-- START DATA SECTION --

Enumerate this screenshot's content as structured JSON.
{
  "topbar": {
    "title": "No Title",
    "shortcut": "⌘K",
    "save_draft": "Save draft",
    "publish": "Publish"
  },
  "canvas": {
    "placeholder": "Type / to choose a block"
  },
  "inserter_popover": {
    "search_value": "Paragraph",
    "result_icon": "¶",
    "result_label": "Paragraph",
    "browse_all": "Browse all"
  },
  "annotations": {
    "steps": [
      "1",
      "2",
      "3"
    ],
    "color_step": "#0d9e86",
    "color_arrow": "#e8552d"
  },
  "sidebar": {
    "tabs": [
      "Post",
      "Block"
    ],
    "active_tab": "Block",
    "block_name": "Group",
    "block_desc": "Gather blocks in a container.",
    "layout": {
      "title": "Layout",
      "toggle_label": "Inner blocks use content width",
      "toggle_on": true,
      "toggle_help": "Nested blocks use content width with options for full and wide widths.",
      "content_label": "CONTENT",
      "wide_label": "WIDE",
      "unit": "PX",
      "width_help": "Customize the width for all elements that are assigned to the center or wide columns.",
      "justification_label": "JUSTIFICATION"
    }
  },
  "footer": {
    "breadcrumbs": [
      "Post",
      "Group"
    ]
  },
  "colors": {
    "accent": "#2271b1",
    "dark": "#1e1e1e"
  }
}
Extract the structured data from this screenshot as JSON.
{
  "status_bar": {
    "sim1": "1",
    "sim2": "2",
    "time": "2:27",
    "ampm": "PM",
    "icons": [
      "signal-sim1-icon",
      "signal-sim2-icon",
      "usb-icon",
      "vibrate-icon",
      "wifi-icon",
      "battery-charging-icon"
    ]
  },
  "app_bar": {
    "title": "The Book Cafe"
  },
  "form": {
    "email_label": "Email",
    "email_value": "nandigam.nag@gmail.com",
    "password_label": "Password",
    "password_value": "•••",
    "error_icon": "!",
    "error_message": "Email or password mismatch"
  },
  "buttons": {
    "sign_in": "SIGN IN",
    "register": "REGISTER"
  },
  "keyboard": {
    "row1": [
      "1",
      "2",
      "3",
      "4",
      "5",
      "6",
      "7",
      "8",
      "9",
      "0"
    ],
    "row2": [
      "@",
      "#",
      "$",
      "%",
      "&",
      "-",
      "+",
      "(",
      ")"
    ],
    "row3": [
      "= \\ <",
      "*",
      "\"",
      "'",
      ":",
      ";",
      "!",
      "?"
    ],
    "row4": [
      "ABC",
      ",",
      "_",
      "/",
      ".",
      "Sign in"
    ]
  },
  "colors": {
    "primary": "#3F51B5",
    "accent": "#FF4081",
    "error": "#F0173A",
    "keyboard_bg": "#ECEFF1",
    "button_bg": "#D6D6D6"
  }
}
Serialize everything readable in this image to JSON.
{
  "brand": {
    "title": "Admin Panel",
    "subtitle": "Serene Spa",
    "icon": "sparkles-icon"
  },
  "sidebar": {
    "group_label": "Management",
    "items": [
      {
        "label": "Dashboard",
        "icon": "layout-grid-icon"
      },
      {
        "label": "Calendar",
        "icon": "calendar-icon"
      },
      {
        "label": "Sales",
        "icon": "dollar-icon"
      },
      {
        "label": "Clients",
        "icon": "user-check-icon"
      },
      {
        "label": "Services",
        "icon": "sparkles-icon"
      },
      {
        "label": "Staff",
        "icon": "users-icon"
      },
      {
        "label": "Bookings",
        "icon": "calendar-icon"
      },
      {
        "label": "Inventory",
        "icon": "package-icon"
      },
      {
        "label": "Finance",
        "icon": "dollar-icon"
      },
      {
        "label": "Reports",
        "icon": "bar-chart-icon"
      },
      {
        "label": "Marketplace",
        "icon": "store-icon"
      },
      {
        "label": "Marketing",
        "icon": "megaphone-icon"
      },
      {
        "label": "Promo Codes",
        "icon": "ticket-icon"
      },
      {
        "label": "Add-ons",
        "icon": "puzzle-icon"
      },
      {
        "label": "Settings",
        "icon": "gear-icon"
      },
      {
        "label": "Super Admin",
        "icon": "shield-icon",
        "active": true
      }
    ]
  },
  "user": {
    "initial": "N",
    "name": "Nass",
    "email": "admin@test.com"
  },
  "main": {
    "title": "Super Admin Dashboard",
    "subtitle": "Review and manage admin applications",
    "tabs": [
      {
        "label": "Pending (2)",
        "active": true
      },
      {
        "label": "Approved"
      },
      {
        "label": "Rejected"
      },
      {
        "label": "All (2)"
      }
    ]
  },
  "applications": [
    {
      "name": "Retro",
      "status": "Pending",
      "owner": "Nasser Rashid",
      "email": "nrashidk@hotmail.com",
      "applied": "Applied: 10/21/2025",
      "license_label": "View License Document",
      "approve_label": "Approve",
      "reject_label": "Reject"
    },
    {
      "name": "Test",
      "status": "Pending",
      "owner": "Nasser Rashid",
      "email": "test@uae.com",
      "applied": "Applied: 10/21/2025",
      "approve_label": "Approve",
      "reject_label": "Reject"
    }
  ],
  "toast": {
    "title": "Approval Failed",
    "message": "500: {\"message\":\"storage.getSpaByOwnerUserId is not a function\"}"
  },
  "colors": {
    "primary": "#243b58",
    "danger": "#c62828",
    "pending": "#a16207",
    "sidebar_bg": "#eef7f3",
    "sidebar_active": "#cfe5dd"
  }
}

-- END DATA SECTION --

WHAT IS ASKED.
What is the number of lines in the records above that include the word "structured"? Reply with that number and nothing more.

THE OUTPUT.
2